> [What you have to do] Every line with the string "Soplicowie" should be gathered.

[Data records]
==============================
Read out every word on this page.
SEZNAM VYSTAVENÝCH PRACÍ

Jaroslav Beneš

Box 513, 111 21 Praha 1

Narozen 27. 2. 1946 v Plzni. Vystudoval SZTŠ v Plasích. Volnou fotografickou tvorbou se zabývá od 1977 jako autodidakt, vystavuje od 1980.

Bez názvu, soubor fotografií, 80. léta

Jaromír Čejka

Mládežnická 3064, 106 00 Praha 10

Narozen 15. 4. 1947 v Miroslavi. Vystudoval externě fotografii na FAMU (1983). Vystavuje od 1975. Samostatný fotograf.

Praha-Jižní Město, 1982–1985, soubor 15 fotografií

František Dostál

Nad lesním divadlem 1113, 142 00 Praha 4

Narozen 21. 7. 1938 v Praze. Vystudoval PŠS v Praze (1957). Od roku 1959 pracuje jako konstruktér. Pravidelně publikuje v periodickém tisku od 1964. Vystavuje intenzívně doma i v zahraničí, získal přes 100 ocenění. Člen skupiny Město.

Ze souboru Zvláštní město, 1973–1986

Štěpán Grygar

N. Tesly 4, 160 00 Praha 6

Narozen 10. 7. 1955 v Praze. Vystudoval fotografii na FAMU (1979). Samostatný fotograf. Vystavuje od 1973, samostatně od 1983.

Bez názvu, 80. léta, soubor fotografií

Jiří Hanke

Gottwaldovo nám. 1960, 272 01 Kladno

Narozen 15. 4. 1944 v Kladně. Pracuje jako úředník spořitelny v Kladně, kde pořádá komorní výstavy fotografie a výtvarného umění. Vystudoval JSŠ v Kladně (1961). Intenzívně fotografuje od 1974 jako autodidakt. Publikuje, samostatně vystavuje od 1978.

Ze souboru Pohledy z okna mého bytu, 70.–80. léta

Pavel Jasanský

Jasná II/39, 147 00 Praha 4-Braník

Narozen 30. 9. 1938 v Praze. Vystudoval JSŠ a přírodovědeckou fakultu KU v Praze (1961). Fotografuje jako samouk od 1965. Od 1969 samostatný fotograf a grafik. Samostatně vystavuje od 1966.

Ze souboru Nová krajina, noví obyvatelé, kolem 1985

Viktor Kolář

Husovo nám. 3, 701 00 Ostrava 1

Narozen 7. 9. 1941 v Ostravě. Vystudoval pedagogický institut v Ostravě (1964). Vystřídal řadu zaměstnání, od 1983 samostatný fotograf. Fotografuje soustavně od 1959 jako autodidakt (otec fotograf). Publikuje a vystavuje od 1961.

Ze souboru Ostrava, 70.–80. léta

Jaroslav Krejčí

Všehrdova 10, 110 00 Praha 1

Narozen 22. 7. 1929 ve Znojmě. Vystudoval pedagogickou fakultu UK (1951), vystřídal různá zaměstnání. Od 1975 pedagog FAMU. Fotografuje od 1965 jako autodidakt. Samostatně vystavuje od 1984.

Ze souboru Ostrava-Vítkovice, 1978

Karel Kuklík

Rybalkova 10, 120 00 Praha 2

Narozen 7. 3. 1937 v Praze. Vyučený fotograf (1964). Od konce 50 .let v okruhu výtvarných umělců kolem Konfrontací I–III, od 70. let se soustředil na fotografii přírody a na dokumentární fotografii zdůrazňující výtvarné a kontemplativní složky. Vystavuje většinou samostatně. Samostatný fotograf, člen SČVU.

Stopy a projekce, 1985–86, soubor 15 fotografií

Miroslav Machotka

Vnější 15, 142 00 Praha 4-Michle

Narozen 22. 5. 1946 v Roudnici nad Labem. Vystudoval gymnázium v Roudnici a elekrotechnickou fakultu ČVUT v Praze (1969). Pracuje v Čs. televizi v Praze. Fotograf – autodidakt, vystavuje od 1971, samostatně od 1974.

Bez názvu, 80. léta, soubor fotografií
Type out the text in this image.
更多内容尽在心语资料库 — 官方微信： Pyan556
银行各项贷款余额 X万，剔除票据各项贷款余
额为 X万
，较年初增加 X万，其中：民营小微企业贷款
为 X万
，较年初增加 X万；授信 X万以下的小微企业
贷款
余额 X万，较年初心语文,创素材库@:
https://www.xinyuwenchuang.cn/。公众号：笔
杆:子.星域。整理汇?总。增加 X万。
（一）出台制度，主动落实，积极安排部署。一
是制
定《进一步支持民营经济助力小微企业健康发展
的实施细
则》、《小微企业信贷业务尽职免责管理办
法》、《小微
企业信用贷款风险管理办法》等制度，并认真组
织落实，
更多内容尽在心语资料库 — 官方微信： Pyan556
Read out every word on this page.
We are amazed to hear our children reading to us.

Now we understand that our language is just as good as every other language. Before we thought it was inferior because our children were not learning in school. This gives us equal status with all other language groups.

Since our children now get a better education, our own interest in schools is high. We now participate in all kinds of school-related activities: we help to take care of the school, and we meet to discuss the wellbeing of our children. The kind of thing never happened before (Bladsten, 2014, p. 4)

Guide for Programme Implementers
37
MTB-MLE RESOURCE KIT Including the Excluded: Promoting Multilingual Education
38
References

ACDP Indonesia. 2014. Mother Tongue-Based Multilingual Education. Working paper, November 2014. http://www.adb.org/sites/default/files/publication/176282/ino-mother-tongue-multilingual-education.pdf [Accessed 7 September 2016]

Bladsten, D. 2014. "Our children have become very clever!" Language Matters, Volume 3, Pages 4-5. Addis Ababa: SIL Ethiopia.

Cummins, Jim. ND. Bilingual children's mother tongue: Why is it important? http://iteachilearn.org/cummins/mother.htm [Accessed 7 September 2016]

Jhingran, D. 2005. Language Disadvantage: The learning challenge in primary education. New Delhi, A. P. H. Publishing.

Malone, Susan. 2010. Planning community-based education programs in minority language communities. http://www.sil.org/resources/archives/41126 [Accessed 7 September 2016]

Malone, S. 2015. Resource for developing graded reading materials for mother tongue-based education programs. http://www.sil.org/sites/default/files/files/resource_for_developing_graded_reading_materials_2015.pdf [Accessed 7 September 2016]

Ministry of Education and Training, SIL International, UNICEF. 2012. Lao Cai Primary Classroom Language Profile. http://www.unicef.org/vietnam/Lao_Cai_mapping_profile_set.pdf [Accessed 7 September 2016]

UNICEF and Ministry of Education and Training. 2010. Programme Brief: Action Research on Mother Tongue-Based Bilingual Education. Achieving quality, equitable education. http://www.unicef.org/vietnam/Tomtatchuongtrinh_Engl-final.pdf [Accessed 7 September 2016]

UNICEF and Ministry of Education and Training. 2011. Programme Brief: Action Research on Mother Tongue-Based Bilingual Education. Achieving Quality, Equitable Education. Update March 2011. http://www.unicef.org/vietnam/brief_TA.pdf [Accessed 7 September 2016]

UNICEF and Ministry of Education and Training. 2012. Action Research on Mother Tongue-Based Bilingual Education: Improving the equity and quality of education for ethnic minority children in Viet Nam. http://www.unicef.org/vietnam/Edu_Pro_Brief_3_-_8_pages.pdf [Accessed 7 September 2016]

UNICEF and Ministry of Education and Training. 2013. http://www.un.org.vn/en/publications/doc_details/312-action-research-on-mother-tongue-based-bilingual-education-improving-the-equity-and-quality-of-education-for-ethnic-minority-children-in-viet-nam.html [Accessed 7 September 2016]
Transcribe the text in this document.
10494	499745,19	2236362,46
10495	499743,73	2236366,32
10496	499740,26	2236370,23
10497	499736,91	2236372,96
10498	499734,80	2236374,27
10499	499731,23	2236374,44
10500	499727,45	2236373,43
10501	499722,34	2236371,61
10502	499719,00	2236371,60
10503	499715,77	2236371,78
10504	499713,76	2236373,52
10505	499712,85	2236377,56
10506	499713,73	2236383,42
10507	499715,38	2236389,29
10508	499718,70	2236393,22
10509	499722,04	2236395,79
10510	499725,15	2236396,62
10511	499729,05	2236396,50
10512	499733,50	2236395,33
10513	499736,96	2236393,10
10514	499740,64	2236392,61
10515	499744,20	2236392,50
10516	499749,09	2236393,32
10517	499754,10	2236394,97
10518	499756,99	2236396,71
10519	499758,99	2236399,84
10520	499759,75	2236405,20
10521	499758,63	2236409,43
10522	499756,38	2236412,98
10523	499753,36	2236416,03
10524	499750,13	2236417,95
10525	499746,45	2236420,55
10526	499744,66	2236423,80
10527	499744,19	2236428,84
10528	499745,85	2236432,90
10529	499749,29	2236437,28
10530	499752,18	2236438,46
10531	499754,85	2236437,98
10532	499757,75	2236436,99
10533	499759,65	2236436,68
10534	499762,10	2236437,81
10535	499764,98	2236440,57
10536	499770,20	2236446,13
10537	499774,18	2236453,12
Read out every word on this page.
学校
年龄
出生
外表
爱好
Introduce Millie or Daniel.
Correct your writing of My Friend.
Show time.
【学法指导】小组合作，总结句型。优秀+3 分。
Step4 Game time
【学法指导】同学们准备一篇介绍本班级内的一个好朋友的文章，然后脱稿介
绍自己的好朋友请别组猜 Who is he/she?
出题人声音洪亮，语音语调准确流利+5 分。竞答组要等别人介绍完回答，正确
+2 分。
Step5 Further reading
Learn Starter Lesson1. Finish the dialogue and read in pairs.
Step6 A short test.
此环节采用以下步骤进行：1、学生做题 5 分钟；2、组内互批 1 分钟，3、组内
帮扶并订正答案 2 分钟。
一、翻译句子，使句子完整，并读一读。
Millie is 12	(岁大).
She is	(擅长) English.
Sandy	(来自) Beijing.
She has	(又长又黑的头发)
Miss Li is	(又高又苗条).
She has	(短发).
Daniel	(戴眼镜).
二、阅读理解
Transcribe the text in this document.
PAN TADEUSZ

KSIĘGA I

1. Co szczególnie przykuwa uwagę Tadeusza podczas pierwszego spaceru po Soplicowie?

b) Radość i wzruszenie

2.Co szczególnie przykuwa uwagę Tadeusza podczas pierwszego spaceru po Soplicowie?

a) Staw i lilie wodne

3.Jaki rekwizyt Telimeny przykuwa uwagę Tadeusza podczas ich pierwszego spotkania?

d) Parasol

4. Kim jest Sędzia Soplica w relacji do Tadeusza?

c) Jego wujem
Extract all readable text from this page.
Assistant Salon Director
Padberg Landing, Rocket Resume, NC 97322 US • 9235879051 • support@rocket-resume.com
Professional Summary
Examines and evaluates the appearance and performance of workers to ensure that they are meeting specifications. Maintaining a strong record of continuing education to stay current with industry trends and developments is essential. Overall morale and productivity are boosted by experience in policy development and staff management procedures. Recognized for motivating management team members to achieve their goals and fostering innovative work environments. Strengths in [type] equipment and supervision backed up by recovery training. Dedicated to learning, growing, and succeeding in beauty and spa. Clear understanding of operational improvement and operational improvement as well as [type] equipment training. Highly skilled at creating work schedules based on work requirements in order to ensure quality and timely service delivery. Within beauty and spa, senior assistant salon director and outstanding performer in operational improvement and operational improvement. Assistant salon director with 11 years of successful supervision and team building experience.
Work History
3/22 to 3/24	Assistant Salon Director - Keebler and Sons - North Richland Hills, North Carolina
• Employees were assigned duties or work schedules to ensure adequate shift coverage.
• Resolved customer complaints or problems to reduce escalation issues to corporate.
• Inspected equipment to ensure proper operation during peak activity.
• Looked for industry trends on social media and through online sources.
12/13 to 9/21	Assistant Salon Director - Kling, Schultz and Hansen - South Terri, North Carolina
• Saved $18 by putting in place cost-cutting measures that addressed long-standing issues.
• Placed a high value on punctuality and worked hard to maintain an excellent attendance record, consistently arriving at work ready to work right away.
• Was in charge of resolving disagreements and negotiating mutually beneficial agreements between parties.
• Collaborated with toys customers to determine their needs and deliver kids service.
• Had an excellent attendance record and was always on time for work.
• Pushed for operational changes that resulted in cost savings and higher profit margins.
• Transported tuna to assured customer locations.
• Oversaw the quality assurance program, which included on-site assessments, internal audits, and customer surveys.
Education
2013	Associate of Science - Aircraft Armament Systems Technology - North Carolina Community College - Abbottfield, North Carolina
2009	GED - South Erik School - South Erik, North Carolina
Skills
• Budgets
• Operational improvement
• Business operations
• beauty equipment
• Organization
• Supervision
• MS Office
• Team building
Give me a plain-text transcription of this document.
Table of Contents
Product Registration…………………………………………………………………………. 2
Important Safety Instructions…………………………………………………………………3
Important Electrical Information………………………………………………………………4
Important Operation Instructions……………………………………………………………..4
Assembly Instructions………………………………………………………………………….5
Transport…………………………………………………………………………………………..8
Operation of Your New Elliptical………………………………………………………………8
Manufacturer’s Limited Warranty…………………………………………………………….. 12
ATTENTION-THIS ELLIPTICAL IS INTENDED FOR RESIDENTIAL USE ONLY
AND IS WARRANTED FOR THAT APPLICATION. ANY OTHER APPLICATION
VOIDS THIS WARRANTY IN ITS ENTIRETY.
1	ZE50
==============================
> [Result for this exercise]
1. Co szczególnie przykuwa uwagę Tadeusza podczas pierwszego spaceru po Soplicowie?
2.Co szczególnie przykuwa uwagę Tadeusza podczas pierwszego spaceru po Soplicowie?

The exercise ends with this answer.